(Saved entries)
[START]

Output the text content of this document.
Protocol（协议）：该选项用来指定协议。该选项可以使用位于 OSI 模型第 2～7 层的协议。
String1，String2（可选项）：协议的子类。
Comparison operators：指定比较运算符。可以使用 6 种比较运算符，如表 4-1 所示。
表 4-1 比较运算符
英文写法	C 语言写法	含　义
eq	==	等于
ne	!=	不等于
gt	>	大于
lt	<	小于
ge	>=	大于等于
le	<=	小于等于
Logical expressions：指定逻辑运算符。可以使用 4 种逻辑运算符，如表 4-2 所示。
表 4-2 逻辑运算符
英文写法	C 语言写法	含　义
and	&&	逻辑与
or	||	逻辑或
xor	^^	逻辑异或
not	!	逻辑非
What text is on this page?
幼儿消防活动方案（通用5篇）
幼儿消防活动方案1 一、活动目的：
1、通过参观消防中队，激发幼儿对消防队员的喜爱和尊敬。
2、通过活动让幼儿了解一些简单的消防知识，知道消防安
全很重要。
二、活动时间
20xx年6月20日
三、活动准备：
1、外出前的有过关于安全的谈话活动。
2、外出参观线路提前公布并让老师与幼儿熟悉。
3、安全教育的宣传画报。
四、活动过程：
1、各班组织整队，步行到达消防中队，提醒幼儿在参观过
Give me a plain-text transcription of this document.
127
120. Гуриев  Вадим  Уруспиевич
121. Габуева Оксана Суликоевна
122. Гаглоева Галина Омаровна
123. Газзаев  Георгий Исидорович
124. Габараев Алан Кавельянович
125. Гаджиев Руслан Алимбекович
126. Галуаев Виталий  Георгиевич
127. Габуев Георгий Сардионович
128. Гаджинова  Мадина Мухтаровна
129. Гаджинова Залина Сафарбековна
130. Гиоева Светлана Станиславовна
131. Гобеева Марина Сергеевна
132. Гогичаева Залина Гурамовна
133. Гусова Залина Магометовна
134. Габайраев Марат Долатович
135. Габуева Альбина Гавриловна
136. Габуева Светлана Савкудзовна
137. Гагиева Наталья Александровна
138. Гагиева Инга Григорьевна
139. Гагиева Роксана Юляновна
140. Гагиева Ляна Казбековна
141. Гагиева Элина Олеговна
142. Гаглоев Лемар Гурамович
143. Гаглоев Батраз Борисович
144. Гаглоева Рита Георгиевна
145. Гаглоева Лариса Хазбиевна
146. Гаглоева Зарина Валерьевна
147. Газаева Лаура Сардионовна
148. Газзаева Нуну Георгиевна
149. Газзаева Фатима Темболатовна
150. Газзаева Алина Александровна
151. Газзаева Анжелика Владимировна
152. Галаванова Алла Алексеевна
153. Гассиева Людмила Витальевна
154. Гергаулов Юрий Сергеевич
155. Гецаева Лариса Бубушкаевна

[END]

Lines from the records above that hold "Газзаева" are the ones to list.

#### [Expected answer]
148. Газзаева Нуну Георгиевна
149. Газзаева Фатима Темболатовна
150. Газзаева Алина Александровна
151. Газзаева Анжелика Владимировна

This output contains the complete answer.